How many of the lines below contain "ruote"? Answer with that number alone.

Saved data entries
((
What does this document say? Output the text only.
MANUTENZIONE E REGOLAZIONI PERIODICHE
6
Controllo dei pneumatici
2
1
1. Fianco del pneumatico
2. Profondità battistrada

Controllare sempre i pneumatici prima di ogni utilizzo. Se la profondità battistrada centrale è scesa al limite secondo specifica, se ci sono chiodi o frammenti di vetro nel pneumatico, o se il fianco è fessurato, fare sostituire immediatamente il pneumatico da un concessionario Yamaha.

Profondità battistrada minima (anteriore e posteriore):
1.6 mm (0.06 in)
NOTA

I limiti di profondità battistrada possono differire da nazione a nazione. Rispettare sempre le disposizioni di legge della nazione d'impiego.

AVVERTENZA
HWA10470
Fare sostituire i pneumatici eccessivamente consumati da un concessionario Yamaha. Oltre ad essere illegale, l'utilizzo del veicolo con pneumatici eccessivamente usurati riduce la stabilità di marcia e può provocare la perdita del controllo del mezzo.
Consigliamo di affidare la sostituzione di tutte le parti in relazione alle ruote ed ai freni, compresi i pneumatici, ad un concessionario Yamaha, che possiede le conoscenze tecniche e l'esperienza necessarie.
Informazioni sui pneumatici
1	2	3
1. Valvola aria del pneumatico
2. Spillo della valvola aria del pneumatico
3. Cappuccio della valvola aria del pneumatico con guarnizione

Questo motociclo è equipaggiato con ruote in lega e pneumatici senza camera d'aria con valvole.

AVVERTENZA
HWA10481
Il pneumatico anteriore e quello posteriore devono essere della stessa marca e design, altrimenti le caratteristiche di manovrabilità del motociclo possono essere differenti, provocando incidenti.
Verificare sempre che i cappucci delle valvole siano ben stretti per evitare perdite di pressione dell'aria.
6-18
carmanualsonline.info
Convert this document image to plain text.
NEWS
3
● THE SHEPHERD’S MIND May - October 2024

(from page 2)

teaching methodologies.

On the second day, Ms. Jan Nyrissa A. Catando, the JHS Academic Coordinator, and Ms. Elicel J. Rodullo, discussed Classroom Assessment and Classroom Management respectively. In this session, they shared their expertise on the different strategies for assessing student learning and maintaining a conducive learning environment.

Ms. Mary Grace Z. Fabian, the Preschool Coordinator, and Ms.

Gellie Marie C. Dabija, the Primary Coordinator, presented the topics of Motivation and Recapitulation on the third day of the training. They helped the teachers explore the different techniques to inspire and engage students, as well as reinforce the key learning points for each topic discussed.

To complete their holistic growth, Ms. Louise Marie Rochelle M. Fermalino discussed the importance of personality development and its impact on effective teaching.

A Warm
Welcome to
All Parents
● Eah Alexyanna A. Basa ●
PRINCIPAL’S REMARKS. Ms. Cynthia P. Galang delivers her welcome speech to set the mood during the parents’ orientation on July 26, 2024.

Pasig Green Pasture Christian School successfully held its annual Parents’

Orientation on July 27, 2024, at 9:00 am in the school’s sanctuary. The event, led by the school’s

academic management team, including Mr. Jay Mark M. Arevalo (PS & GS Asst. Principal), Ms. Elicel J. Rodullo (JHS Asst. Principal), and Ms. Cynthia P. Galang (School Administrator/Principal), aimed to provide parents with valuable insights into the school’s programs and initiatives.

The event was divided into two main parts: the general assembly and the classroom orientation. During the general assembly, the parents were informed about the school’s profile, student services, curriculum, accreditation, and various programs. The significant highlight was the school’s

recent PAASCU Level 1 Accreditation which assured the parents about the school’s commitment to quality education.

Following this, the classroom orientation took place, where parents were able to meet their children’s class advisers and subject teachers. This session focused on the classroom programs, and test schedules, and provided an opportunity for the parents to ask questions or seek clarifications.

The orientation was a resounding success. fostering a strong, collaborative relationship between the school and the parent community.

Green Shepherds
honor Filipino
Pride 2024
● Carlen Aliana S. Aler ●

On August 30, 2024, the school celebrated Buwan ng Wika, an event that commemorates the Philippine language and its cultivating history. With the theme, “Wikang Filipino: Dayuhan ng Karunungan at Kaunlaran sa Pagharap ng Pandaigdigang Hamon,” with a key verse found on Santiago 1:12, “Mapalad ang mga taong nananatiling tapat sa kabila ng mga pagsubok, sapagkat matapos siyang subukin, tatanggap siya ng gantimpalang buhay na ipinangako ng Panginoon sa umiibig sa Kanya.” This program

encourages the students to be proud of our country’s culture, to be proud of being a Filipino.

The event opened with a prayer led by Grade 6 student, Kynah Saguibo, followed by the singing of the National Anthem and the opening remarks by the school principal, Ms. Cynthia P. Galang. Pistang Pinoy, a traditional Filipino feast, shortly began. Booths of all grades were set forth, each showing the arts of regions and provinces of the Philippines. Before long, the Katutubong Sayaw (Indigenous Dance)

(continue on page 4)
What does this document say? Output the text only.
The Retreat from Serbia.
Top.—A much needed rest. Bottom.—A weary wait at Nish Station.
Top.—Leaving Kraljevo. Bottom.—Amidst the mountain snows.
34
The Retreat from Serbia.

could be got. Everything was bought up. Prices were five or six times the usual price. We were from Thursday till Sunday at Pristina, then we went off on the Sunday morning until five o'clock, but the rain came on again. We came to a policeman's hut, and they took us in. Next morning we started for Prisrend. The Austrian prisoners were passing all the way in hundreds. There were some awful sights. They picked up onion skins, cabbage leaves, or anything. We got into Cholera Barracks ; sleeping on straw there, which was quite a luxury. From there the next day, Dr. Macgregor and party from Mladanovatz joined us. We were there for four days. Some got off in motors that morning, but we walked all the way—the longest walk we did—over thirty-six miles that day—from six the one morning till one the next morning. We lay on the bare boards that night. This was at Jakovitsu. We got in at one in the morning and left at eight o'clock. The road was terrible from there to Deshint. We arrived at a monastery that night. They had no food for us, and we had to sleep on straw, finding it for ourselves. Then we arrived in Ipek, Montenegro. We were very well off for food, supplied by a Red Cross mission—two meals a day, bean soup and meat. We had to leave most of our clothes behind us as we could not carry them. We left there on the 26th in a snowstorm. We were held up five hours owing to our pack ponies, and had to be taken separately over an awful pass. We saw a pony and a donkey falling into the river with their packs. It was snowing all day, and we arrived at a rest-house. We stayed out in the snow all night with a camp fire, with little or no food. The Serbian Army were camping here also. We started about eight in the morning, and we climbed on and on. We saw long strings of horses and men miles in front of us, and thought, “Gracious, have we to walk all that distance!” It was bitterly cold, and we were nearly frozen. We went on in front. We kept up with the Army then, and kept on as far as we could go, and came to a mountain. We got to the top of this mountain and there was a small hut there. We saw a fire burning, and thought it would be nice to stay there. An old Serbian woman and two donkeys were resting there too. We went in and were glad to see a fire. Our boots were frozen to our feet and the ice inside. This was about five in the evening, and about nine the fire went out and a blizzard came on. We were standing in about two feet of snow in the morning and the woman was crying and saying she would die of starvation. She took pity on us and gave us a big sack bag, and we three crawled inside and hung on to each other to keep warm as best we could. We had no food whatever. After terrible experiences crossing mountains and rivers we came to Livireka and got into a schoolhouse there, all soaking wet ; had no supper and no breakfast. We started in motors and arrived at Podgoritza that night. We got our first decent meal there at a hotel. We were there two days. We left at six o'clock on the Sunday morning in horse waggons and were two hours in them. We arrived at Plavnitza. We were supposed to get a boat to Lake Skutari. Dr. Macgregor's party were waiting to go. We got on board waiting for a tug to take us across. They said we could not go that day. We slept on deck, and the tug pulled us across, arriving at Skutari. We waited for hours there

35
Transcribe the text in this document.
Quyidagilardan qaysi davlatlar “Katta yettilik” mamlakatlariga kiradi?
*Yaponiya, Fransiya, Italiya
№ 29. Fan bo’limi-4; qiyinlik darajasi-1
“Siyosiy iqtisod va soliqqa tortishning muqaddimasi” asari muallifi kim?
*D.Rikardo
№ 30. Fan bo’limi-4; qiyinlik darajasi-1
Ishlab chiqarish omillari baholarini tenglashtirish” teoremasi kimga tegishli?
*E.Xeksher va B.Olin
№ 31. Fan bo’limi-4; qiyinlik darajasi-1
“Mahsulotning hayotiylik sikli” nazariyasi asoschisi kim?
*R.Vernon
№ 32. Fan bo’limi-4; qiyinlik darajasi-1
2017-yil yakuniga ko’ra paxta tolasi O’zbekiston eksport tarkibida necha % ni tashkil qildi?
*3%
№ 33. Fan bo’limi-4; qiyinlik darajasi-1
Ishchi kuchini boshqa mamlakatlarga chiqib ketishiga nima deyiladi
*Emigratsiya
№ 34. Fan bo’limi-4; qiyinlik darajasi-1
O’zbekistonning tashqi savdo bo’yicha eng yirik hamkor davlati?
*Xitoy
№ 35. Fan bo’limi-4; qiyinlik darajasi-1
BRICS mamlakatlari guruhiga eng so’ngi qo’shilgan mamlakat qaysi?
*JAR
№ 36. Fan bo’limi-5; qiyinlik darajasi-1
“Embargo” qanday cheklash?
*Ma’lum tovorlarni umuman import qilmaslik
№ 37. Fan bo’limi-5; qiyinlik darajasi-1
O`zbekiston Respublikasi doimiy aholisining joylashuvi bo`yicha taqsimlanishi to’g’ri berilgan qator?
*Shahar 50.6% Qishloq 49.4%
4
))
=== RESULT OF THE TASK ===
2